*** Records for the exercise

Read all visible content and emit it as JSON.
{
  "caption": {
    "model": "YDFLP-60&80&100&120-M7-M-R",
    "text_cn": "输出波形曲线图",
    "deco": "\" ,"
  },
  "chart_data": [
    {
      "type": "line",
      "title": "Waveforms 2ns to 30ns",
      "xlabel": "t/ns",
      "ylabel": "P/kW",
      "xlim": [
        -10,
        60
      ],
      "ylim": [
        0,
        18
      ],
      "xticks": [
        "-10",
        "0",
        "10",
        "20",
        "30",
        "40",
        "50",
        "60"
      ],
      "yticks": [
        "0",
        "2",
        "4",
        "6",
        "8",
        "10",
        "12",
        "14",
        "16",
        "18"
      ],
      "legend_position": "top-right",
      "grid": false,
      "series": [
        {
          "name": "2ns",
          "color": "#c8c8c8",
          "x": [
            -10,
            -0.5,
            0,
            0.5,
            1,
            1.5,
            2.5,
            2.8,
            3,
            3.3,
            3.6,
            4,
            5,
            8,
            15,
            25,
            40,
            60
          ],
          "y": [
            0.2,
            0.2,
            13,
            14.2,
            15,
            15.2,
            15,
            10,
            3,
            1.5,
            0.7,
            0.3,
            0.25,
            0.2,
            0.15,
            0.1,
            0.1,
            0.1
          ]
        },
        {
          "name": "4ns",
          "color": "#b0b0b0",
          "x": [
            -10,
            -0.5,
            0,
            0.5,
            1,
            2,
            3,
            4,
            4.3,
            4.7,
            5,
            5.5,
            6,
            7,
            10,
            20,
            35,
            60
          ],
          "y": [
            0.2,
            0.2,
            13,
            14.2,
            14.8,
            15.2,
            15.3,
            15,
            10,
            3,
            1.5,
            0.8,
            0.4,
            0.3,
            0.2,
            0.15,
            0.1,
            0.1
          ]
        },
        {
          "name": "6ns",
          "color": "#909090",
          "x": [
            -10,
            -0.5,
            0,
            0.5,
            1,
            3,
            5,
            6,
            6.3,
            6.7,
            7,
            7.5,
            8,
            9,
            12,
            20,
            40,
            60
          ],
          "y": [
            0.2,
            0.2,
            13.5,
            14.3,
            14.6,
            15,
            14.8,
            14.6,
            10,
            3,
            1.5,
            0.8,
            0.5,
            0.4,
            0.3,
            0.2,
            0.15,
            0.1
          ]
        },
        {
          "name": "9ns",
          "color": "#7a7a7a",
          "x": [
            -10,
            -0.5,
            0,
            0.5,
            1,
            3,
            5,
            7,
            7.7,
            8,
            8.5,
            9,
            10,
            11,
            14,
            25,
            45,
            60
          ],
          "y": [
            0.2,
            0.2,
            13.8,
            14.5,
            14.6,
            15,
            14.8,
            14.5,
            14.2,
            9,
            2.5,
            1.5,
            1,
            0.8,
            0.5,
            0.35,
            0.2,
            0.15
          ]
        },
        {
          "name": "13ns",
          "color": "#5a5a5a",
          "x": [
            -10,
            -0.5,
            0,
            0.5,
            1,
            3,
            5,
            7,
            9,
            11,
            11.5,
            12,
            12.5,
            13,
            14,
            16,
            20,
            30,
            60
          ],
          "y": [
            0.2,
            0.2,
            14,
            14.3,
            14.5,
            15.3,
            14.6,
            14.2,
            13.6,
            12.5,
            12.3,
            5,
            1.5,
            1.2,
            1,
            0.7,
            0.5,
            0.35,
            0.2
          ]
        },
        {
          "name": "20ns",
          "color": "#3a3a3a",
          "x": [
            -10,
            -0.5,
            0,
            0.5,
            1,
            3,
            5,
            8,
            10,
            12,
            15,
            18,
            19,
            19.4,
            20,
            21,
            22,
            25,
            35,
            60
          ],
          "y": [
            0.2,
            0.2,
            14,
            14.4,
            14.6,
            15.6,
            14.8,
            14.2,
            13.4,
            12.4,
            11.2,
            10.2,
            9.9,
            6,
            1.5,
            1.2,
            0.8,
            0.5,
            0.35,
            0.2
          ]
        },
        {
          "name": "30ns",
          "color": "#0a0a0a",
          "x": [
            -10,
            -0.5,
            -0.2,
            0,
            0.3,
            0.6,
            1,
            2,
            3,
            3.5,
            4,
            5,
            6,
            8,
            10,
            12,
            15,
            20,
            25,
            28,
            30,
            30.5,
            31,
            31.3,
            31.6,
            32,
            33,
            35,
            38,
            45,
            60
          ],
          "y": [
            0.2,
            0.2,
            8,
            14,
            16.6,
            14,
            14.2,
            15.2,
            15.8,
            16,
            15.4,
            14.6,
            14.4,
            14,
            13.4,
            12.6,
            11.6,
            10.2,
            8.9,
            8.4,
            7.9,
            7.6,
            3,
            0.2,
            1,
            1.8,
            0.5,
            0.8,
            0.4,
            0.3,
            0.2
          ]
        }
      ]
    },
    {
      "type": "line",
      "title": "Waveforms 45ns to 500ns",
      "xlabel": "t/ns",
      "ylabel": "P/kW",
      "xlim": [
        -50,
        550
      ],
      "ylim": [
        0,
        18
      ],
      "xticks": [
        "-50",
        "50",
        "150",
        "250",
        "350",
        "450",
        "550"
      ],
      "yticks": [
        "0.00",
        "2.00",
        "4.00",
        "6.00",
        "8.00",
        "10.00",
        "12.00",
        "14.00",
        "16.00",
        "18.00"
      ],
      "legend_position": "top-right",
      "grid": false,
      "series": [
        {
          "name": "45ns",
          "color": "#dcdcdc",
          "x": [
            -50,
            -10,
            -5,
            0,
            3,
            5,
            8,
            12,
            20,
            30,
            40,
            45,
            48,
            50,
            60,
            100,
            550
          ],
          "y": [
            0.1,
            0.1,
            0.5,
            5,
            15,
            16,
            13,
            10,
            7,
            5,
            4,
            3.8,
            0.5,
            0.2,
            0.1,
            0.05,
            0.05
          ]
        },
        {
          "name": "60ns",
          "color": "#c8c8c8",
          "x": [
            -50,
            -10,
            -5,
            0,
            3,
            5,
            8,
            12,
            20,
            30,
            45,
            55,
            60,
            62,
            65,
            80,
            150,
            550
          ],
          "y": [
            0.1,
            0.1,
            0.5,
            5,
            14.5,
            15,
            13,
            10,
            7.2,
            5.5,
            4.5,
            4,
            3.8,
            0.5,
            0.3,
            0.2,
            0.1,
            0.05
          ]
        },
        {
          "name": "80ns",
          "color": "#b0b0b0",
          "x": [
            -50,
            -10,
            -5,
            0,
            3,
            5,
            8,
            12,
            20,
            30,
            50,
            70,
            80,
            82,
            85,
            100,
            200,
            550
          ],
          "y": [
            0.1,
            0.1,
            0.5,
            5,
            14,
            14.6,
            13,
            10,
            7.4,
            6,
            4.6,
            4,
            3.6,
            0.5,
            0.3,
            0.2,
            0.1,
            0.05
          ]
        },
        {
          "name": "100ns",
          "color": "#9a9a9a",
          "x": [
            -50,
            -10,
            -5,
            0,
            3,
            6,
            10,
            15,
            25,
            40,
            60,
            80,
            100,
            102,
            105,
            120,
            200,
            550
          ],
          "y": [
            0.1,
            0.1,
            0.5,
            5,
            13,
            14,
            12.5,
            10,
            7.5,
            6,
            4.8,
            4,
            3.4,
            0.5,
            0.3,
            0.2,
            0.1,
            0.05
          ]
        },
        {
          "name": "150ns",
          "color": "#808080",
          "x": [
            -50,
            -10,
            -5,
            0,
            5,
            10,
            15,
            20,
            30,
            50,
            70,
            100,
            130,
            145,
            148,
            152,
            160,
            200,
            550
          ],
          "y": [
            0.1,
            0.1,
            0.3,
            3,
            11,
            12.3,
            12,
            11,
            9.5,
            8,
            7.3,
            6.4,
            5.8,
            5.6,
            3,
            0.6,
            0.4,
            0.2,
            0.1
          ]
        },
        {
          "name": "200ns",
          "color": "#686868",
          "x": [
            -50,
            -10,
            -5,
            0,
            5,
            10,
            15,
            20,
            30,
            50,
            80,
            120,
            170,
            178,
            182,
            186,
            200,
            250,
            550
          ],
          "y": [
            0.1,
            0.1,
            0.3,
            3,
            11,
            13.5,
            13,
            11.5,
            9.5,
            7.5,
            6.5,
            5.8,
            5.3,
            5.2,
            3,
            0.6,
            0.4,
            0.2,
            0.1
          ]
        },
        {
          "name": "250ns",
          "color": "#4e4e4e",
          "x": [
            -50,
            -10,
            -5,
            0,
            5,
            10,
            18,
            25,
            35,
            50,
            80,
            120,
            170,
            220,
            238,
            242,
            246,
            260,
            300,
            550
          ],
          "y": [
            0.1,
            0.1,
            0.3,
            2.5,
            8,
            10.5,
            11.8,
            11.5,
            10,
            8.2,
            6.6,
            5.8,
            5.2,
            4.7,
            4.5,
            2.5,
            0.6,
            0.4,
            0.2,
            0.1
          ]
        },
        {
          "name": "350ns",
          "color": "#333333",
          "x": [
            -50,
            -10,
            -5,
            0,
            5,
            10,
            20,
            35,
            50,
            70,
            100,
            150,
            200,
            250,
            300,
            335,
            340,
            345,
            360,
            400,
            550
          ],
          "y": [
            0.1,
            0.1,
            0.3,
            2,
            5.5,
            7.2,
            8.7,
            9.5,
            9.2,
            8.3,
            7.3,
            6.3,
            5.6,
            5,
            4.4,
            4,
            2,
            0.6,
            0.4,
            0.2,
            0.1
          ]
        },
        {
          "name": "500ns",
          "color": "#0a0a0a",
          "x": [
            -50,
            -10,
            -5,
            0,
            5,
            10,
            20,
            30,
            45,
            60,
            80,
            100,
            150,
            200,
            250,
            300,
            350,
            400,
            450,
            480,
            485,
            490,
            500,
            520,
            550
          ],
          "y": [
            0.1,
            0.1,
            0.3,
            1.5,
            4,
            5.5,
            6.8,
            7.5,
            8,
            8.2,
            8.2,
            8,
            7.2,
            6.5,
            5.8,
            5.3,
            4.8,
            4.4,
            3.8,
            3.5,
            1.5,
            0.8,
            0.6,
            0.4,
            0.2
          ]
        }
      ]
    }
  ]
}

******

Task goal
Find every line containing the word "Waveforms", then give the total and nothing more.

Solution to this problem
2